MATERIAL PROVIDED
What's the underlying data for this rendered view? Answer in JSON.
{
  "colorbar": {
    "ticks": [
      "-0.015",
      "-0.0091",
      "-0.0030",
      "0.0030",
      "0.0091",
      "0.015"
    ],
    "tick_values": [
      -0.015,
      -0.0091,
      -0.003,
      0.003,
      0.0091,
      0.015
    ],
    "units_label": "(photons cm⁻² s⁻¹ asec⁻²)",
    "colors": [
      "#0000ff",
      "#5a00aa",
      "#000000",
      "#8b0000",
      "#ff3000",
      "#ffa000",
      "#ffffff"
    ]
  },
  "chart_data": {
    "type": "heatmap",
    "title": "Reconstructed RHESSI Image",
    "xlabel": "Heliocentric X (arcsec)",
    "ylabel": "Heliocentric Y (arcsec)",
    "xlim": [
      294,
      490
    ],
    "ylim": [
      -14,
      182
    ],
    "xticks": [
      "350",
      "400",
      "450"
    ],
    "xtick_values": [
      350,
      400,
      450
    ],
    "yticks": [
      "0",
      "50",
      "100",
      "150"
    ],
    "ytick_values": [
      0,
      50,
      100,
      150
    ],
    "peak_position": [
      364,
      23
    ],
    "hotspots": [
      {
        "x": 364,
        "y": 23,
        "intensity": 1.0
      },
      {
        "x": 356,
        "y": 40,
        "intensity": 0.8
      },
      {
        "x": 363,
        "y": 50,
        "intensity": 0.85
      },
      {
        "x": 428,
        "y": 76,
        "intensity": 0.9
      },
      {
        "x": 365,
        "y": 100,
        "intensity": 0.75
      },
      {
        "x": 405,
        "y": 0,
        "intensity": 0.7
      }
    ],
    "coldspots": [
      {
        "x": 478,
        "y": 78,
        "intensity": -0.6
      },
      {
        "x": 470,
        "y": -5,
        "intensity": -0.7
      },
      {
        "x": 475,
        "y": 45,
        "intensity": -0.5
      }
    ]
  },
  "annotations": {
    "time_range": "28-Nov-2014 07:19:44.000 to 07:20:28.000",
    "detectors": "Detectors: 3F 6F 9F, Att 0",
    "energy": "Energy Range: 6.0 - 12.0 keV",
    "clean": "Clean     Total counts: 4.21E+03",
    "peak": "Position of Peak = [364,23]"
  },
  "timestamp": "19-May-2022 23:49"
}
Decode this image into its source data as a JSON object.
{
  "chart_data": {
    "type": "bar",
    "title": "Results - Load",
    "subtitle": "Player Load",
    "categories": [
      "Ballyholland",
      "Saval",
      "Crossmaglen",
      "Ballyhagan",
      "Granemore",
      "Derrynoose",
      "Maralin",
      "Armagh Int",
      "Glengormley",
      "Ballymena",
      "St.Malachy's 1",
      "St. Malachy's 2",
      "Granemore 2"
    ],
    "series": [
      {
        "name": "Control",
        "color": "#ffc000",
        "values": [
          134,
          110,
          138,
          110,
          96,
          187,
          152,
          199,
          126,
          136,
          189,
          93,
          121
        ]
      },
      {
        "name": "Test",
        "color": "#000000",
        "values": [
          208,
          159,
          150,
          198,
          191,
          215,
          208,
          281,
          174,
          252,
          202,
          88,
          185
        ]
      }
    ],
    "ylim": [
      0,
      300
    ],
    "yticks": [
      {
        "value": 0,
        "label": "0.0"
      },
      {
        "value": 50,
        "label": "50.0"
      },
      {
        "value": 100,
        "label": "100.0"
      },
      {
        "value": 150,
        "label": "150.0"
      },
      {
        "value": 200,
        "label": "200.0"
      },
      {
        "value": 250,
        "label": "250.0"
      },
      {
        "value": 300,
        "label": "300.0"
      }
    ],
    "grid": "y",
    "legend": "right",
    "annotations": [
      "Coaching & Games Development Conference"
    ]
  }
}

TASK
Using the data above, return each line exactly as written.

FULL OUTPUT
What's the underlying data for this rendered view? Answer in JSON.
{
  "colorbar": {
    "ticks": [
      "-0.015",
      "-0.0091",
      "-0.0030",
      "0.0030",
      "0.0091",
      "0.015"
    ],
    "tick_values": [
      -0.015,
      -0.0091,
      -0.003,
      0.003,
      0.0091,
      0.015
    ],
    "units_label": "(photons cm⁻² s⁻¹ asec⁻²)",
    "colors": [
      "#0000ff",
      "#5a00aa",
      "#000000",
      "#8b0000",
      "#ff3000",
      "#ffa000",
      "#ffffff"
    ]
  },
  "chart_data": {
    "type": "heatmap",
    "title": "Reconstructed RHESSI Image",
    "xlabel": "Heliocentric X (arcsec)",
    "ylabel": "Heliocentric Y (arcsec)",
    "xlim": [
      294,
      490
    ],
    "ylim": [
      -14,
      182
    ],
    "xticks": [
      "350",
      "400",
      "450"
    ],
    "xtick_values": [
      350,
      400,
      450
    ],
    "yticks": [
      "0",
      "50",
      "100",
      "150"
    ],
    "ytick_values": [
      0,
      50,
      100,
      150
    ],
    "peak_position": [
      364,
      23
    ],
    "hotspots": [
      {
        "x": 364,
        "y": 23,
        "intensity": 1.0
      },
      {
        "x": 356,
        "y": 40,
        "intensity": 0.8
      },
      {
        "x": 363,
        "y": 50,
        "intensity": 0.85
      },
      {
        "x": 428,
        "y": 76,
        "intensity": 0.9
      },
      {
        "x": 365,
        "y": 100,
        "intensity": 0.75
      },
      {
        "x": 405,
        "y": 0,
        "intensity": 0.7
      }
    ],
    "coldspots": [
      {
        "x": 478,
        "y": 78,
        "intensity": -0.6
      },
      {
        "x": 470,
        "y": -5,
        "intensity": -0.7
      },
      {
        "x": 475,
        "y": 45,
        "intensity": -0.5
      }
    ]
  },
  "annotations": {
    "time_range": "28-Nov-2014 07:19:44.000 to 07:20:28.000",
    "detectors": "Detectors: 3F 6F 9F, Att 0",
    "energy": "Energy Range: 6.0 - 12.0 keV",
    "clean": "Clean     Total counts: 4.21E+03",
    "peak": "Position of Peak = [364,23]"
  },
  "timestamp": "19-May-2022 23:49"
}
Decode this image into its source data as a JSON object.
{
  "chart_data": {
    "type": "bar",
    "title": "Results - Load",
    "subtitle": "Player Load",
    "categories": [
      "Ballyholland",
      "Saval",
      "Crossmaglen",
      "Ballyhagan",
      "Granemore",
      "Derrynoose",
      "Maralin",
      "Armagh Int",
      "Glengormley",
      "Ballymena",
      "St.Malachy's 1",
      "St. Malachy's 2",
      "Granemore 2"
    ],
    "series": [
      {
        "name": "Control",
        "color": "#ffc000",
        "values": [
          134,
          110,
          138,
          110,
          96,
          187,
          152,
          199,
          126,
          136,
          189,
          93,
          121
        ]
      },
      {
        "name": "Test",
        "color": "#000000",
        "values": [
          208,
          159,
          150,
          198,
          191,
          215,
          208,
          281,
          174,
          252,
          202,
          88,
          185
        ]
      }
    ],
    "ylim": [
      0,
      300
    ],
    "yticks": [
      {
        "value": 0,
        "label": "0.0"
      },
      {
        "value": 50,
        "label": "50.0"
      },
      {
        "value": 100,
        "label": "100.0"
      },
      {
        "value": 150,
        "label": "150.0"
      },
      {
        "value": 200,
        "label": "200.0"
      },
      {
        "value": 250,
        "label": "250.0"
      },
      {
        "value": 300,
        "label": "300.0"
      }
    ],
    "grid": "y",
    "legend": "right",
    "annotations": [
      "Coaching & Games Development Conference"
    ]
  }
}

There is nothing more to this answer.